## Collection entries
▬▬▬▬▬▬

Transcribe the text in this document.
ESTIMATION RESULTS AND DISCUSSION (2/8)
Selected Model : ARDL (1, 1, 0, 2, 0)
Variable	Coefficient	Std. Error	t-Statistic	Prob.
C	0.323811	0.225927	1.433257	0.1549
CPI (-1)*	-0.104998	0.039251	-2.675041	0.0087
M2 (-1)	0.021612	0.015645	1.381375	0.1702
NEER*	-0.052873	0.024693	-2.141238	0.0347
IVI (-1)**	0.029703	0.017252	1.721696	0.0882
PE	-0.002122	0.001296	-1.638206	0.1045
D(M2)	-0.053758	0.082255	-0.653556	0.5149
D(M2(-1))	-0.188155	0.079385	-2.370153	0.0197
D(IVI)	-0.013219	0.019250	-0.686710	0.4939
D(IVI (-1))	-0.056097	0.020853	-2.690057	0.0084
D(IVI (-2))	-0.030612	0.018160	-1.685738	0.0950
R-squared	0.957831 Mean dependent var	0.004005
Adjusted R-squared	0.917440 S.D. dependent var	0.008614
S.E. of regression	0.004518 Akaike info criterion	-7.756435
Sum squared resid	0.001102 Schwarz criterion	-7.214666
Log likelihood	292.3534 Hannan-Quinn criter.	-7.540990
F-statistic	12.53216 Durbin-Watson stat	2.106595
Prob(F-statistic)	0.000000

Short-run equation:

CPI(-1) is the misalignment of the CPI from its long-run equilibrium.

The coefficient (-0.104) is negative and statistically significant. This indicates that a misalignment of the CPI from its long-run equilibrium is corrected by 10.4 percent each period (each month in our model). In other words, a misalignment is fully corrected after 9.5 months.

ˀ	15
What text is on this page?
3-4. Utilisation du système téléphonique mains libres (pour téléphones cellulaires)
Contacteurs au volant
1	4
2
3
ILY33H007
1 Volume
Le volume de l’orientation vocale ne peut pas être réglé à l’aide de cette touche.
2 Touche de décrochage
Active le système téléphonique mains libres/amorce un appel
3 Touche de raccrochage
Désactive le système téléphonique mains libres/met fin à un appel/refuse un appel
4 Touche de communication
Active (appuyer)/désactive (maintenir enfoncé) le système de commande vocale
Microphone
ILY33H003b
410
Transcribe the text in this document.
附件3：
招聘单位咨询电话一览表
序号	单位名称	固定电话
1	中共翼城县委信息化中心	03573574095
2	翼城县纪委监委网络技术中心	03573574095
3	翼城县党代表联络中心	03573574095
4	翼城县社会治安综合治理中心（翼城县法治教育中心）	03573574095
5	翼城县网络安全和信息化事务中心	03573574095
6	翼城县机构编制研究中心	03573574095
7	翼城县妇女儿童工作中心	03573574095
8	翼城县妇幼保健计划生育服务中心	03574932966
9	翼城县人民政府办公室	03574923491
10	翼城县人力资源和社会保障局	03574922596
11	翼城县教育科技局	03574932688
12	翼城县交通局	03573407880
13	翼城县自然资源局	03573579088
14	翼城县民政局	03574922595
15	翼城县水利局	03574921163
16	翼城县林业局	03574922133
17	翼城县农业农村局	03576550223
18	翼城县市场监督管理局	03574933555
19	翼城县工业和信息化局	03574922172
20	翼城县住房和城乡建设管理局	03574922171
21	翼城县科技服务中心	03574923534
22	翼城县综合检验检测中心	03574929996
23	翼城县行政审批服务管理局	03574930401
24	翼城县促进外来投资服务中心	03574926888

▬▬▬▬▬▬

## Prompt
Provide all the records again, word for word.

## Output
Transcribe the text in this document.
ESTIMATION RESULTS AND DISCUSSION (2/8)
Selected Model : ARDL (1, 1, 0, 2, 0)
Variable	Coefficient	Std. Error	t-Statistic	Prob.
C	0.323811	0.225927	1.433257	0.1549
CPI (-1)*	-0.104998	0.039251	-2.675041	0.0087
M2 (-1)	0.021612	0.015645	1.381375	0.1702
NEER*	-0.052873	0.024693	-2.141238	0.0347
IVI (-1)**	0.029703	0.017252	1.721696	0.0882
PE	-0.002122	0.001296	-1.638206	0.1045
D(M2)	-0.053758	0.082255	-0.653556	0.5149
D(M2(-1))	-0.188155	0.079385	-2.370153	0.0197
D(IVI)	-0.013219	0.019250	-0.686710	0.4939
D(IVI (-1))	-0.056097	0.020853	-2.690057	0.0084
D(IVI (-2))	-0.030612	0.018160	-1.685738	0.0950
R-squared	0.957831 Mean dependent var	0.004005
Adjusted R-squared	0.917440 S.D. dependent var	0.008614
S.E. of regression	0.004518 Akaike info criterion	-7.756435
Sum squared resid	0.001102 Schwarz criterion	-7.214666
Log likelihood	292.3534 Hannan-Quinn criter.	-7.540990
F-statistic	12.53216 Durbin-Watson stat	2.106595
Prob(F-statistic)	0.000000

Short-run equation:

CPI(-1) is the misalignment of the CPI from its long-run equilibrium.

The coefficient (-0.104) is negative and statistically significant. This indicates that a misalignment of the CPI from its long-run equilibrium is corrected by 10.4 percent each period (each month in our model). In other words, a misalignment is fully corrected after 9.5 months.

ˀ	15
What text is on this page?
3-4. Utilisation du système téléphonique mains libres (pour téléphones cellulaires)
Contacteurs au volant
1	4
2
3
ILY33H007
1 Volume
Le volume de l’orientation vocale ne peut pas être réglé à l’aide de cette touche.
2 Touche de décrochage
Active le système téléphonique mains libres/amorce un appel
3 Touche de raccrochage
Désactive le système téléphonique mains libres/met fin à un appel/refuse un appel
4 Touche de communication
Active (appuyer)/désactive (maintenir enfoncé) le système de commande vocale
Microphone
ILY33H003b
410
Transcribe the text in this document.
附件3：
招聘单位咨询电话一览表
序号	单位名称	固定电话
1	中共翼城县委信息化中心	03573574095
2	翼城县纪委监委网络技术中心	03573574095
3	翼城县党代表联络中心	03573574095
4	翼城县社会治安综合治理中心（翼城县法治教育中心）	03573574095
5	翼城县网络安全和信息化事务中心	03573574095
6	翼城县机构编制研究中心	03573574095
7	翼城县妇女儿童工作中心	03573574095
8	翼城县妇幼保健计划生育服务中心	03574932966
9	翼城县人民政府办公室	03574923491
10	翼城县人力资源和社会保障局	03574922596
11	翼城县教育科技局	03574932688
12	翼城县交通局	03573407880
13	翼城县自然资源局	03573579088
14	翼城县民政局	03574922595
15	翼城县水利局	03574921163
16	翼城县林业局	03574922133
17	翼城县农业农村局	03576550223
18	翼城县市场监督管理局	03574933555
19	翼城县工业和信息化局	03574922172
20	翼城县住房和城乡建设管理局	03574922171
21	翼城县科技服务中心	03574923534
22	翼城县综合检验检测中心	03574929996
23	翼城县行政审批服务管理局	03574930401
24	翼城县促进外来投资服务中心	03574926888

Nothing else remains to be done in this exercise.